## What the task asks
Copy out lines with the word "location" from the material that follows.
>> Begin
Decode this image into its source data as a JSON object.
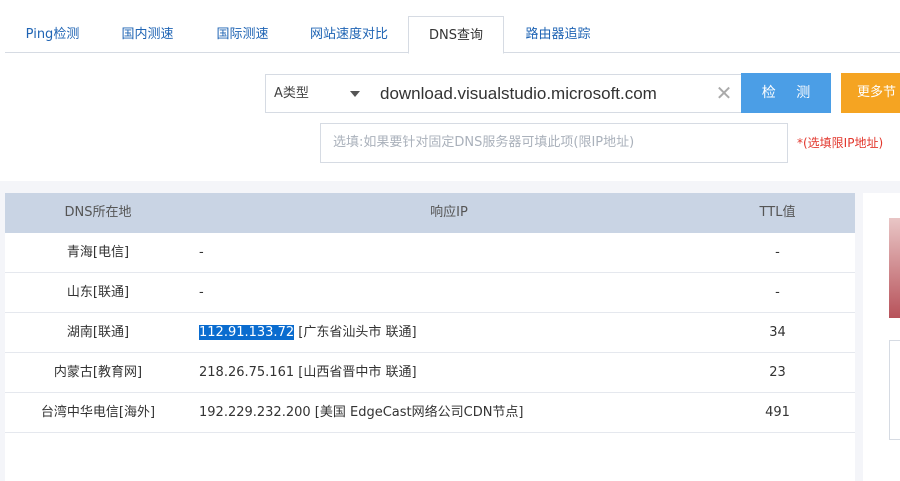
{
  "tabs": [
    {
      "label": "Ping检测"
    },
    {
      "label": "国内测速"
    },
    {
      "label": "国际测速"
    },
    {
      "label": "网站速度对比"
    },
    {
      "label": "DNS查询",
      "active": true
    },
    {
      "label": "路由器追踪"
    }
  ],
  "form": {
    "record_type": "A类型",
    "domain_value": "download.visualstudio.microsoft.com",
    "detect_button": "检 测",
    "more_button": "更多节",
    "dns_placeholder": "选填:如果要针对固定DNS服务器可填此项(限IP地址)",
    "dns_hint": "*(选填限IP地址)"
  },
  "table": {
    "headers": [
      "DNS所在地",
      "响应IP",
      "TTL值"
    ],
    "rows": [
      {
        "location": "青海[电信]",
        "ip": "-",
        "ip_info": "",
        "ttl": "-"
      },
      {
        "location": "山东[联通]",
        "ip": "-",
        "ip_info": "",
        "ttl": "-"
      },
      {
        "location": "湖南[联通]",
        "ip": "112.91.133.72",
        "ip_info": " [广东省汕头市 联通]",
        "ttl": "34",
        "selected": true
      },
      {
        "location": "内蒙古[教育网]",
        "ip": "218.26.75.161",
        "ip_info": " [山西省晋中市 联通]",
        "ttl": "23"
      },
      {
        "location": "台湾中华电信[海外]",
        "ip": "192.229.232.200",
        "ip_info": " [美国 EdgeCast网络公司CDN节点]",
        "ttl": "491"
      }
    ]
  },
  "colors": {
    "accent_blue": "#4b9ee6",
    "accent_orange": "#f5a422",
    "hint_red": "#e2362c",
    "selection": "#0a6ccf"
  },
  "icons": {
    "clear": "close-icon",
    "dropdown": "chevron-down-icon"
  }
}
>> End
## Exercise output
        "location": "青海[电信]",
        "location": "山东[联通]",
        "location": "湖南[联通]",
        "location": "内蒙古[教育网]",
        "location": "台湾中华电信[海外]",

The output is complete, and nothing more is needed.